Excerpt from a dataset:
⟨
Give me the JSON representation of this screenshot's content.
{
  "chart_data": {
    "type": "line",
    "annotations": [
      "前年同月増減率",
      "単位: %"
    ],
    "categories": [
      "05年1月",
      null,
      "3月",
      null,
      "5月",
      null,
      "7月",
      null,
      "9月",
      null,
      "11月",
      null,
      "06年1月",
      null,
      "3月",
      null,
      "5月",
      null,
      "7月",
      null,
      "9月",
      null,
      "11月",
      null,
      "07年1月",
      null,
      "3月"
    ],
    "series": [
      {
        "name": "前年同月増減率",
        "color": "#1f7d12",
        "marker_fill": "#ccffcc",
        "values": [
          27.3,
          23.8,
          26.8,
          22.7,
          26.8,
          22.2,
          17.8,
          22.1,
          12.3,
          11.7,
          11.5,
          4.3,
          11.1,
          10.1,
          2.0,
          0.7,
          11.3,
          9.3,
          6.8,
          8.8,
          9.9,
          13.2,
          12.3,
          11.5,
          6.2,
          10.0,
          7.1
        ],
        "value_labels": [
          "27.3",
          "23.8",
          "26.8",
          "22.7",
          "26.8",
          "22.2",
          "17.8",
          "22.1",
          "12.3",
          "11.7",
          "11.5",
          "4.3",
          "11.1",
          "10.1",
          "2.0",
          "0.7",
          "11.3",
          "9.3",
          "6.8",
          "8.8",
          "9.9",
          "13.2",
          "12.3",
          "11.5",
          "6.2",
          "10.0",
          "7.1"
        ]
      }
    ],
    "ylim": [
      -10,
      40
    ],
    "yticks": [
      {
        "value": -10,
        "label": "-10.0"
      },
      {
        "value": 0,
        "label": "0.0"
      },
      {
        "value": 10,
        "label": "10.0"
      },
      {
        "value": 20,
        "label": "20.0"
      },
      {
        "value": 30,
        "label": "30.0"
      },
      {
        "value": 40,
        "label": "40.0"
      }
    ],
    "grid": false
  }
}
⟩
Every line of the records above needs to be given again exactly.

_Exercise output_:
Give me the JSON representation of this screenshot's content.
{
  "chart_data": {
    "type": "line",
    "annotations": [
      "前年同月増減率",
      "単位: %"
    ],
    "categories": [
      "05年1月",
      null,
      "3月",
      null,
      "5月",
      null,
      "7月",
      null,
      "9月",
      null,
      "11月",
      null,
      "06年1月",
      null,
      "3月",
      null,
      "5月",
      null,
      "7月",
      null,
      "9月",
      null,
      "11月",
      null,
      "07年1月",
      null,
      "3月"
    ],
    "series": [
      {
        "name": "前年同月増減率",
        "color": "#1f7d12",
        "marker_fill": "#ccffcc",
        "values": [
          27.3,
          23.8,
          26.8,
          22.7,
          26.8,
          22.2,
          17.8,
          22.1,
          12.3,
          11.7,
          11.5,
          4.3,
          11.1,
          10.1,
          2.0,
          0.7,
          11.3,
          9.3,
          6.8,
          8.8,
          9.9,
          13.2,
          12.3,
          11.5,
          6.2,
          10.0,
          7.1
        ],
        "value_labels": [
          "27.3",
          "23.8",
          "26.8",
          "22.7",
          "26.8",
          "22.2",
          "17.8",
          "22.1",
          "12.3",
          "11.7",
          "11.5",
          "4.3",
          "11.1",
          "10.1",
          "2.0",
          "0.7",
          "11.3",
          "9.3",
          "6.8",
          "8.8",
          "9.9",
          "13.2",
          "12.3",
          "11.5",
          "6.2",
          "10.0",
          "7.1"
        ]
      }
    ],
    "ylim": [
      -10,
      40
    ],
    "yticks": [
      {
        "value": -10,
        "label": "-10.0"
      },
      {
        "value": 0,
        "label": "0.0"
      },
      {
        "value": 10,
        "label": "10.0"
      },
      {
        "value": 20,
        "label": "20.0"
      },
      {
        "value": 30,
        "label": "30.0"
      },
      {
        "value": 40,
        "label": "40.0"
      }
    ],
    "grid": false
  }
}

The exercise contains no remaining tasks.